**Work to be completed:** Extract and list every line that contains the word "Return".

## Start

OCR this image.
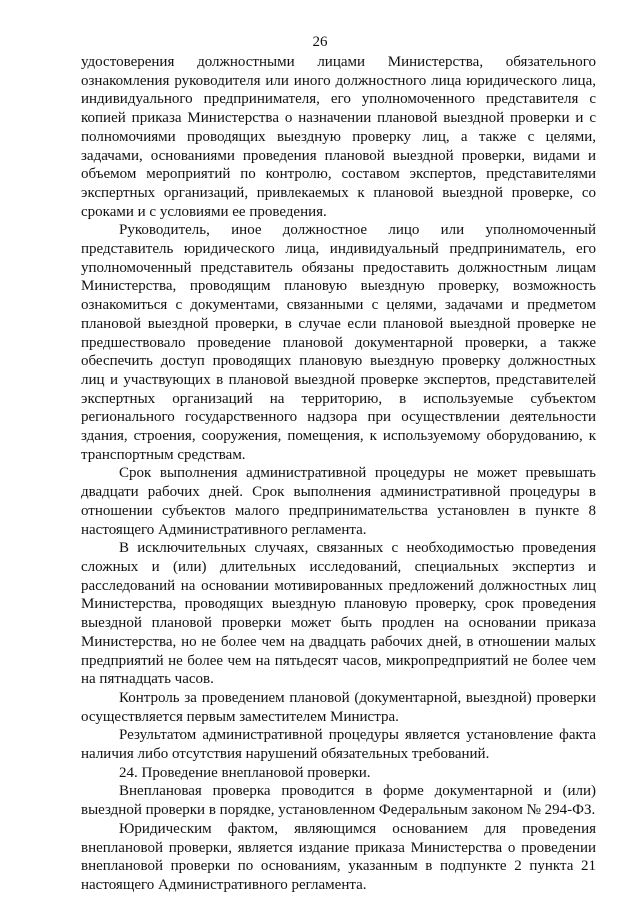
26

удостоверения должностными лицами Министерства, обязательного ознакомления руководителя или иного должностного лица юридического лица, индивидуального предпринимателя, его уполномоченного представителя с копией приказа Министерства о назначении плановой выездной проверки и с полномочиями проводящих выездную проверку лиц, а также с целями, задачами, основаниями проведения плановой выездной проверки, видами и объемом мероприятий по контролю, составом экспертов, представителями экспертных организаций, привлекаемых к плановой выездной проверке, со сроками и с условиями ее проведения.

Руководитель, иное должностное лицо или уполномоченный представитель юридического лица, индивидуальный предприниматель, его уполномоченный представитель обязаны предоставить должностным лицам Министерства, проводящим плановую выездную проверку, возможность ознакомиться с документами, связанными с целями, задачами и предметом плановой выездной проверки, в случае если плановой выездной проверке не предшествовало проведение плановой документарной проверки, а также обеспечить доступ проводящих плановую выездную проверку должностных лиц и участвующих в плановой выездной проверке экспертов, представителей экспертных организаций на территорию, в используемые субъектом регионального государственного надзора при осуществлении деятельности здания, строения, сооружения, помещения, к используемому оборудованию, к транспортным средствам.

Срок выполнения административной процедуры не может превышать двадцати рабочих дней. Срок выполнения административной процедуры в отношении субъектов малого предпринимательства установлен в пункте 8 настоящего Административного регламента.

В исключительных случаях, связанных с необходимостью проведения сложных и (или) длительных исследований, специальных экспертиз и расследований на основании мотивированных предложений должностных лиц Министерства, проводящих выездную плановую проверку, срок проведения выездной плановой проверки может быть продлен на основании приказа Министерства, но не более чем на двадцать рабочих дней, в отношении малых предприятий не более чем на пятьдесят часов, микропредприятий не более чем на пятнадцать часов.

Контроль за проведением плановой (документарной, выездной) проверки осуществляется первым заместителем Министра.

Результатом административной процедуры является установление факта наличия либо отсутствия нарушений обязательных требований.

24. Проведение внеплановой проверки.

Внеплановая проверка проводится в форме документарной и (или) выездной проверки в порядке, установленном Федеральным законом № 294-ФЗ.

Юридическим фактом, являющимся основанием для проведения внеплановой проверки, является издание приказа Министерства о проведении внеплановой проверки по основаниям, указанным в подпункте 2 пункта 21 настоящего Административного регламента.
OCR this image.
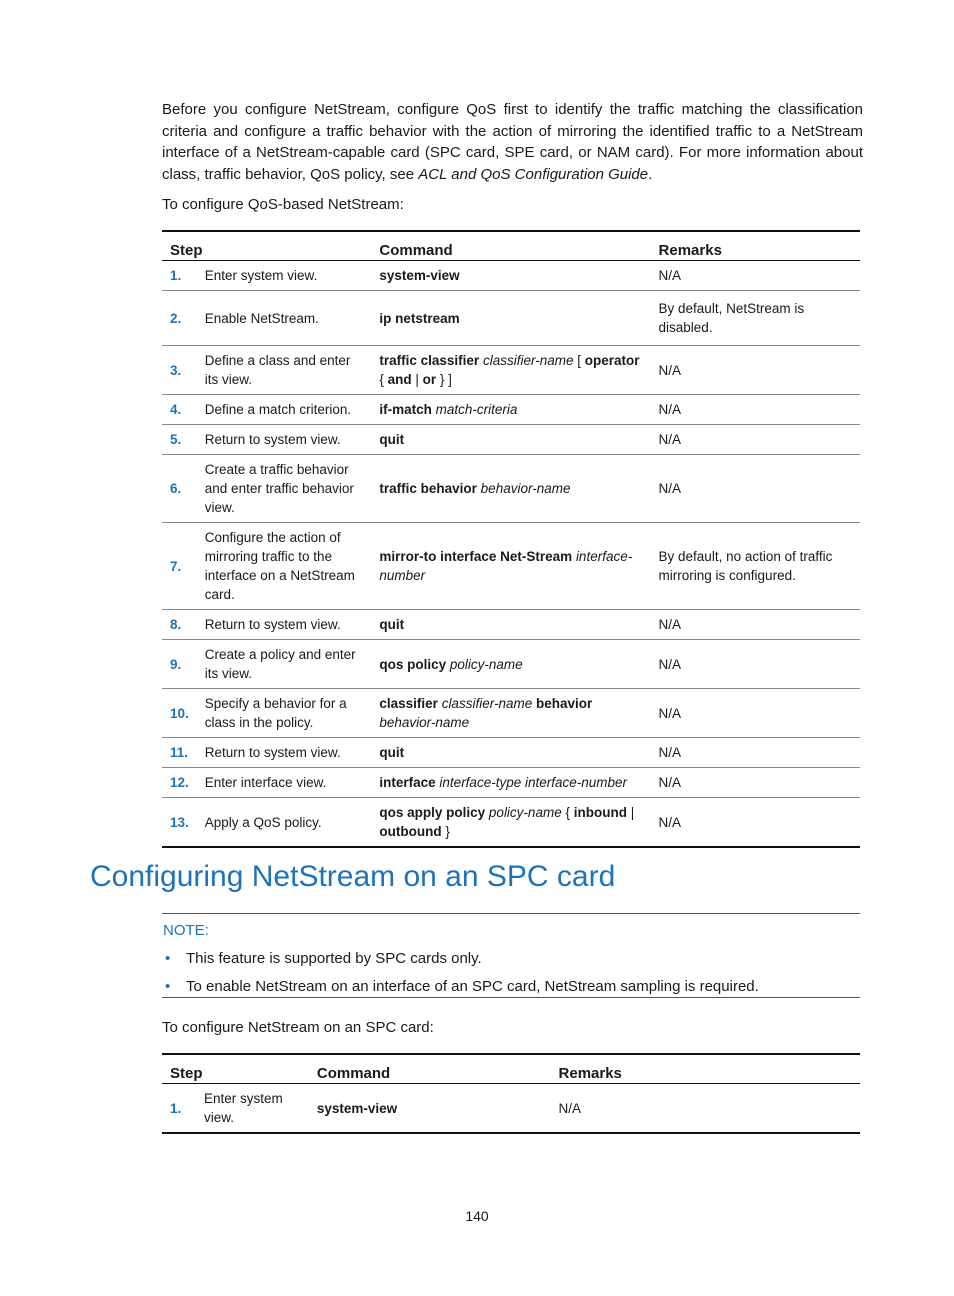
Before you configure NetStream, configure QoS first to identify the traffic matching the classification criteria and configure a traffic behavior with the action of mirroring the identified traffic to a NetStream interface of a NetStream-capable card (SPC card, SPE card, or NAM card). For more information about class, traffic behavior, QoS policy, see ACL and QoS Configuration Guide.

To configure QoS-based NetStream:

Step		Command	Remarks
1.	Enter system view.	system-view	N/A
2.	Enable NetStream.	ip netstream	By default, NetStream is disabled.
3.	Define a class and enter its view.	traffic classifier classifier-name [ operator { and | or } ]	N/A
4.	Define a match criterion.	if-match match-criteria	N/A
5.	Return to system view.	quit	N/A
6.	Create a traffic behavior and enter traffic behavior view.	traffic behavior behavior-name	N/A
7.	Configure the action of mirroring traffic to the interface on a NetStream card.	mirror-to interface Net-Stream interface-number	By default, no action of traffic mirroring is configured.
8.	Return to system view.	quit	N/A
9.	Create a policy and enter its view.	qos policy policy-name	N/A
10.	Specify a behavior for a class in the policy.	classifier classifier-name behavior behavior-name	N/A
11.	Return to system view.	quit	N/A
12.	Enter interface view.	interface interface-type interface-number	N/A
13.	Apply a QoS policy.	qos apply policy policy-name { inbound | outbound }	N/A
Configuring NetStream on an SPC card
NOTE:
• This feature is supported by SPC cards only.
• To enable NetStream on an interface of an SPC card, NetStream sampling is required.

To configure NetStream on an SPC card:

Step		Command	Remarks
1.	Enter system view.	system-view	N/A
140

## End

**Problem solution:**
5.	Return to system view.	quit	N/A
8.	Return to system view.	quit	N/A
11.	Return to system view.	quit	N/A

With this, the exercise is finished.